* **PROBLEM DESCRIPTION**
All records must be quoted exactly. Omit the pictures.
═══ ENTRIES ═══
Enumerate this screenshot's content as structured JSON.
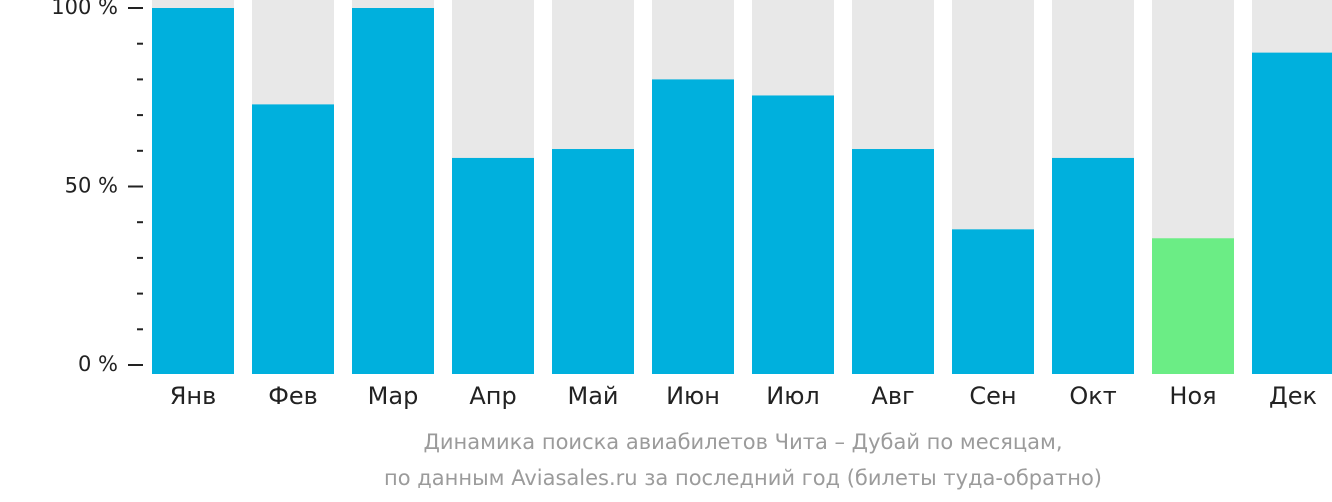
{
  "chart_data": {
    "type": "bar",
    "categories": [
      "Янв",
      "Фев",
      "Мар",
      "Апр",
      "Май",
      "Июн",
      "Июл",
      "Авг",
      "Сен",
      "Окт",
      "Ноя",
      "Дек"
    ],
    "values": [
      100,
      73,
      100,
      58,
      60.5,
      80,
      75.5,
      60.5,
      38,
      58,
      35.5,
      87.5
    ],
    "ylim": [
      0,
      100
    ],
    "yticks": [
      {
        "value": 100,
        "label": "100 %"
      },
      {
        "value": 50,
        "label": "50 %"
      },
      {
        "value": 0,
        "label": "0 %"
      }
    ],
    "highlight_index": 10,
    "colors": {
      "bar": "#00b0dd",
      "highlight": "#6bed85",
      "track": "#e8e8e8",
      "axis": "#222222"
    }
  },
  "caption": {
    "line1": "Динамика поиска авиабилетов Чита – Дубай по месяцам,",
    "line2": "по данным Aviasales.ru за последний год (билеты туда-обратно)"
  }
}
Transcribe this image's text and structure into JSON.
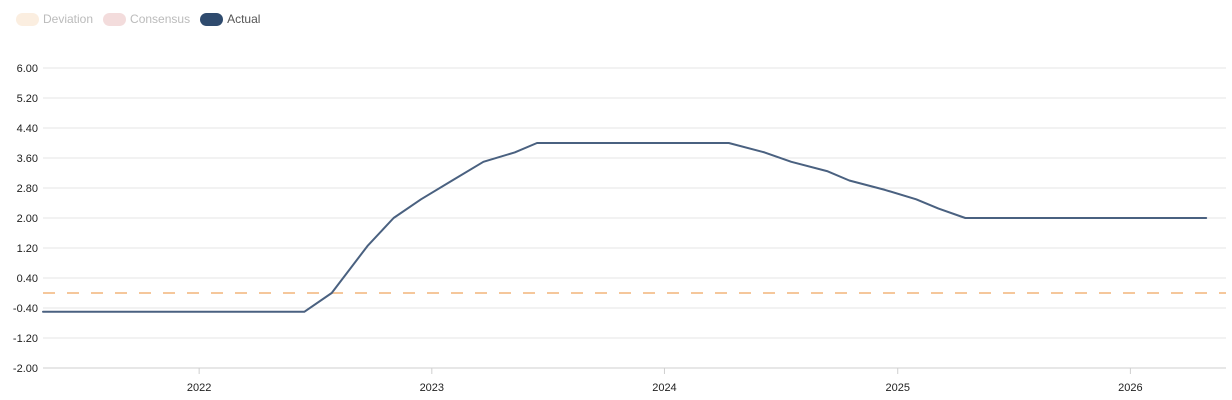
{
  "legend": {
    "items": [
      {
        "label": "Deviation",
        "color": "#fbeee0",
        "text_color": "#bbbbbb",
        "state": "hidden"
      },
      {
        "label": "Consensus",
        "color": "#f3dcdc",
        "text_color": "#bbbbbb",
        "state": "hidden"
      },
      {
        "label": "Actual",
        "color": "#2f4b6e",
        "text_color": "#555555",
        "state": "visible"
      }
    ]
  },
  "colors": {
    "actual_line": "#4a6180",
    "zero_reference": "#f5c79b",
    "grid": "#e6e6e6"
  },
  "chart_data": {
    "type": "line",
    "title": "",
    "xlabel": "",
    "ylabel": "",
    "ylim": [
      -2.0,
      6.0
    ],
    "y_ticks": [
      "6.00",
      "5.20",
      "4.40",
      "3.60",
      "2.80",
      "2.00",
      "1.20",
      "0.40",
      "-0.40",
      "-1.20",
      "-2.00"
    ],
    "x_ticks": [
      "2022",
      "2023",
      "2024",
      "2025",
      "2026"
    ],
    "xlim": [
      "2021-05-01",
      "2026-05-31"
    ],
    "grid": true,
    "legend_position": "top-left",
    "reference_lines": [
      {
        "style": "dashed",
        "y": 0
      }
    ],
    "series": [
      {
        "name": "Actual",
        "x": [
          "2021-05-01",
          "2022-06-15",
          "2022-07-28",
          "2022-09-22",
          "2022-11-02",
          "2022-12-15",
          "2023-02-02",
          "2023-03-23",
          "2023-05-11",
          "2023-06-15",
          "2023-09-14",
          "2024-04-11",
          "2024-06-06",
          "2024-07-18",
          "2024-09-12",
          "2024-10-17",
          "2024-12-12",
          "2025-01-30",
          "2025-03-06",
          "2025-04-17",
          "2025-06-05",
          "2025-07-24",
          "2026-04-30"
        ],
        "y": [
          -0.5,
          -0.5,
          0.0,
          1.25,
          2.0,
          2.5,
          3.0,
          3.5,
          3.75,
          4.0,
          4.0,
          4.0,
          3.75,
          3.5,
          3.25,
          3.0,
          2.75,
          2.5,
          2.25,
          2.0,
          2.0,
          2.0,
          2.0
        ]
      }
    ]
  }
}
═══
* **FULL RESPONSE**
Enumerate this screenshot's content as structured JSON.
{
  "chart_data": {
    "type": "bar",
    "categories": [
      "Янв",
      "Фев",
      "Мар",
      "Апр",
      "Май",
      "Июн",
      "Июл",
      "Авг",
      "Сен",
      "Окт",
      "Ноя",
      "Дек"
    ],
    "values": [
      100,
      73,
      100,
      58,
      60.5,
      80,
      75.5,
      60.5,
      38,
      58,
      35.5,
      87.5
    ],
    "ylim": [
      0,
      100
    ],
    "yticks": [
      {
        "value": 100,
        "label": "100 %"
      },
      {
        "value": 50,
        "label": "50 %"
      },
      {
        "value": 0,
        "label": "0 %"
      }
    ],
    "highlight_index": 10,
    "colors": {
      "bar": "#00b0dd",
      "highlight": "#6bed85",
      "track": "#e8e8e8",
      "axis": "#222222"
    }
  },
  "caption": {
    "line1": "Динамика поиска авиабилетов Чита – Дубай по месяцам,",
    "line2": "по данным Aviasales.ru за последний год (билеты туда-обратно)"
  }
}
Transcribe this image's text and structure into JSON.
{
  "legend": {
    "items": [
      {
        "label": "Deviation",
        "color": "#fbeee0",
        "text_color": "#bbbbbb",
        "state": "hidden"
      },
      {
        "label": "Consensus",
        "color": "#f3dcdc",
        "text_color": "#bbbbbb",
        "state": "hidden"
      },
      {
        "label": "Actual",
        "color": "#2f4b6e",
        "text_color": "#555555",
        "state": "visible"
      }
    ]
  },
  "colors": {
    "actual_line": "#4a6180",
    "zero_reference": "#f5c79b",
    "grid": "#e6e6e6"
  },
  "chart_data": {
    "type": "line",
    "title": "",
    "xlabel": "",
    "ylabel": "",
    "ylim": [
      -2.0,
      6.0
    ],
    "y_ticks": [
      "6.00",
      "5.20",
      "4.40",
      "3.60",
      "2.80",
      "2.00",
      "1.20",
      "0.40",
      "-0.40",
      "-1.20",
      "-2.00"
    ],
    "x_ticks": [
      "2022",
      "2023",
      "2024",
      "2025",
      "2026"
    ],
    "xlim": [
      "2021-05-01",
      "2026-05-31"
    ],
    "grid": true,
    "legend_position": "top-left",
    "reference_lines": [
      {
        "style": "dashed",
        "y": 0
      }
    ],
    "series": [
      {
        "name": "Actual",
        "x": [
          "2021-05-01",
          "2022-06-15",
          "2022-07-28",
          "2022-09-22",
          "2022-11-02",
          "2022-12-15",
          "2023-02-02",
          "2023-03-23",
          "2023-05-11",
          "2023-06-15",
          "2023-09-14",
          "2024-04-11",
          "2024-06-06",
          "2024-07-18",
          "2024-09-12",
          "2024-10-17",
          "2024-12-12",
          "2025-01-30",
          "2025-03-06",
          "2025-04-17",
          "2025-06-05",
          "2025-07-24",
          "2026-04-30"
        ],
        "y": [
          -0.5,
          -0.5,
          0.0,
          1.25,
          2.0,
          2.5,
          3.0,
          3.5,
          3.75,
          4.0,
          4.0,
          4.0,
          3.75,
          3.5,
          3.25,
          3.0,
          2.75,
          2.5,
          2.25,
          2.0,
          2.0,
          2.0,
          2.0
        ]
      }
    ]
  }
}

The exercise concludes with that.